__Required task__
Out of the lines below, please list those that hold the string "海南人力资源市场".

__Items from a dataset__

<<<<

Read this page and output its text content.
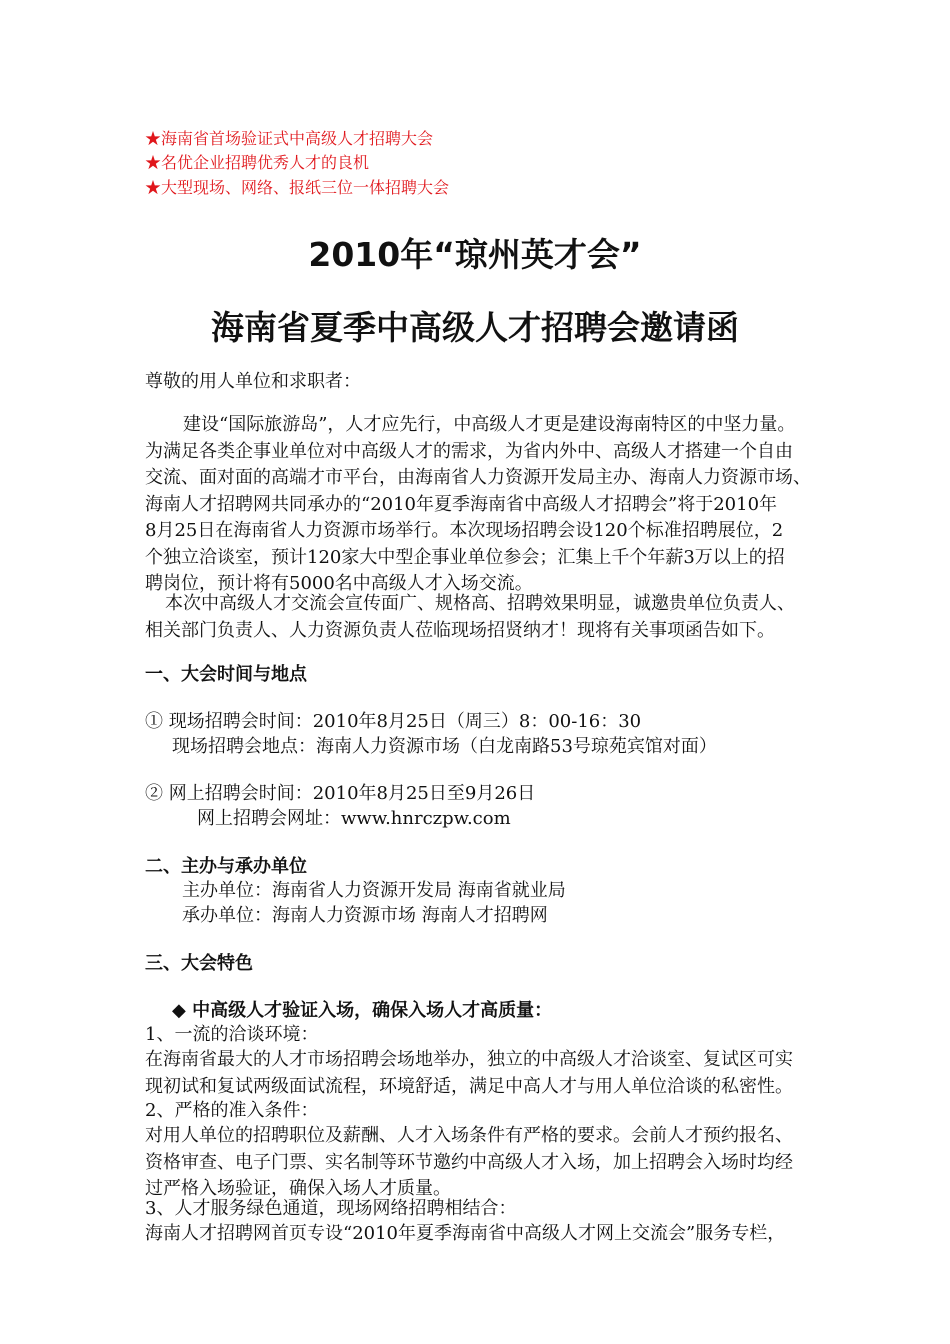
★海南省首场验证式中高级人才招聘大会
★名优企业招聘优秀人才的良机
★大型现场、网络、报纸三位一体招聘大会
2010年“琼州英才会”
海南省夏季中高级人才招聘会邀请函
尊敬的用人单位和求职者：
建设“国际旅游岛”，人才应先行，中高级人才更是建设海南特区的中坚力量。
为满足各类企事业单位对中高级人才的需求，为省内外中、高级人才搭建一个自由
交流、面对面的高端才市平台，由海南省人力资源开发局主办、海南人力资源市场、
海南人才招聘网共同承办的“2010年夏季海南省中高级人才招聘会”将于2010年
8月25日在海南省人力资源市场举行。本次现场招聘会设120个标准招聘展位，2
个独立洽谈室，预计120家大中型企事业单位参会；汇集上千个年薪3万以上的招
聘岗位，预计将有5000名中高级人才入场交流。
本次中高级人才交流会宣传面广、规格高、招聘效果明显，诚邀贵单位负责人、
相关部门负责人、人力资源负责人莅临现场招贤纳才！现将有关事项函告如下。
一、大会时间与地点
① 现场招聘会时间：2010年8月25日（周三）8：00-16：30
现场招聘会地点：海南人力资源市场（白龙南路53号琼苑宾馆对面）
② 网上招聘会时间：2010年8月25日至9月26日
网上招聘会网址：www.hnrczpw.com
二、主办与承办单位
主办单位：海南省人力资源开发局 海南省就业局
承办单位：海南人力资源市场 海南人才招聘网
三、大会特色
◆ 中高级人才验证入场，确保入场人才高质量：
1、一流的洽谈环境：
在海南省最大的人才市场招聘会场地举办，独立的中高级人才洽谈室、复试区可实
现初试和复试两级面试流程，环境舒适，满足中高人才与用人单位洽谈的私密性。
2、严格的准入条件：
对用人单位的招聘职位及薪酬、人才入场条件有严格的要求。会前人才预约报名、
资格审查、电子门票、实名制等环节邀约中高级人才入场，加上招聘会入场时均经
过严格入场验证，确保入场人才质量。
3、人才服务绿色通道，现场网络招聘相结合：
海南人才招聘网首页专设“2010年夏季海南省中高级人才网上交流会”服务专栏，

>>>>

__Task solution__
交流、面对面的高端才市平台，由海南省人力资源开发局主办、海南人力资源市场、
现场招聘会地点：海南人力资源市场（白龙南路53号琼苑宾馆对面）
承办单位：海南人力资源市场 海南人才招聘网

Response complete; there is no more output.